━━━ RECORDS FOR THE TASK

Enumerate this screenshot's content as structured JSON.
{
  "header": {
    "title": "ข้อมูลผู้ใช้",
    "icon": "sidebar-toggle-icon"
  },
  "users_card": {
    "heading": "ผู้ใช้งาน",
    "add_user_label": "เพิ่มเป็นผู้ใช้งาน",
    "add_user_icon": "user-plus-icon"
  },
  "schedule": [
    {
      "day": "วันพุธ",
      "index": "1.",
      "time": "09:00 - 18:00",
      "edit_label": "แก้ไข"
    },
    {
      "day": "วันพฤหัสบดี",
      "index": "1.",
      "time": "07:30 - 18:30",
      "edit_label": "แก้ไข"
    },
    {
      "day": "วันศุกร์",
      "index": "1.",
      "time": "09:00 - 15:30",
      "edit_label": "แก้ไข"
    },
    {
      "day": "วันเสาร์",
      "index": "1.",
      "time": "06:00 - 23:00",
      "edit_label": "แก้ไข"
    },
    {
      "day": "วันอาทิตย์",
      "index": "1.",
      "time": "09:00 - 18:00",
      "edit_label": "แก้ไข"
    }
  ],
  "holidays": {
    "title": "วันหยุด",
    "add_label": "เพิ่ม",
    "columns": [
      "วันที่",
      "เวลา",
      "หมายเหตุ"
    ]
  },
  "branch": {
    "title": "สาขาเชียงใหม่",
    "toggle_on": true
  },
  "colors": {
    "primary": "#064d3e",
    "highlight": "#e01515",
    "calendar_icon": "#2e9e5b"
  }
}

━━━━━━
━━━ RECORDS FOR THE TASK

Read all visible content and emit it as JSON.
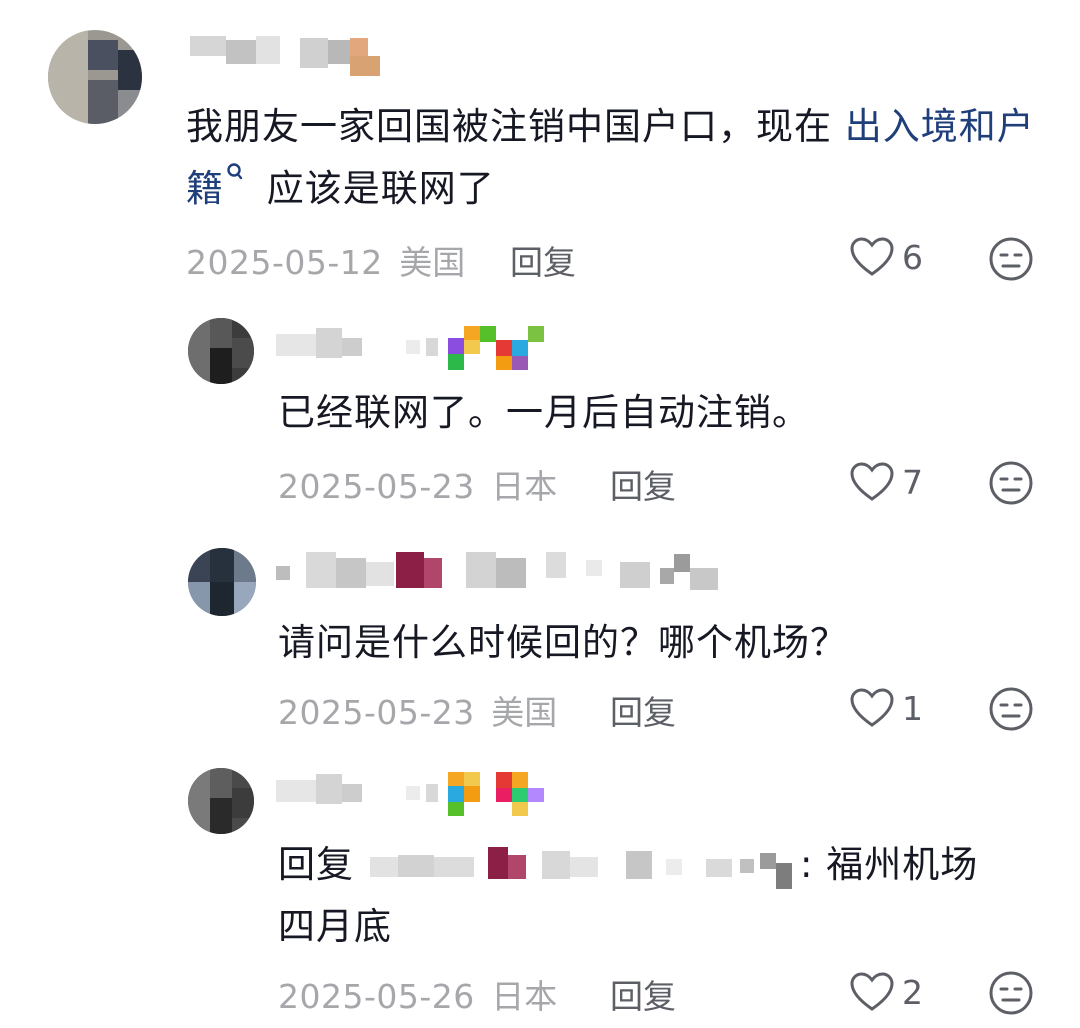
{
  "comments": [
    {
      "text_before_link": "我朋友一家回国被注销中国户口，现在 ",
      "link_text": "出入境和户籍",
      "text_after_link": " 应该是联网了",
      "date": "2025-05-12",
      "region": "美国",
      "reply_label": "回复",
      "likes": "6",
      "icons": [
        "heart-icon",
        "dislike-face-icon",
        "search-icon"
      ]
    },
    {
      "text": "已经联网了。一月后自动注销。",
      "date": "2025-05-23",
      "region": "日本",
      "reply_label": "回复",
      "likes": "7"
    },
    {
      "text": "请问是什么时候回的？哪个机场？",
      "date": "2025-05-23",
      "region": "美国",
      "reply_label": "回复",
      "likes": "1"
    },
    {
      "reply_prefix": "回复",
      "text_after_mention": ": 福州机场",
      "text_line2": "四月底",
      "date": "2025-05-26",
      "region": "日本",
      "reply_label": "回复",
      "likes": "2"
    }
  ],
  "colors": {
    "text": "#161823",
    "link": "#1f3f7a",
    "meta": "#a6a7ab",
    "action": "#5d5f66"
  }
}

━━━━━━

**TASK DIRECTIONS**
Collect from the data above every line that includes "title".

**RESPONSE TO THE TASK**
    "title": "ข้อมูลผู้ใช้",
    "title": "วันหยุด",
    "title": "สาขาเชียงใหม่",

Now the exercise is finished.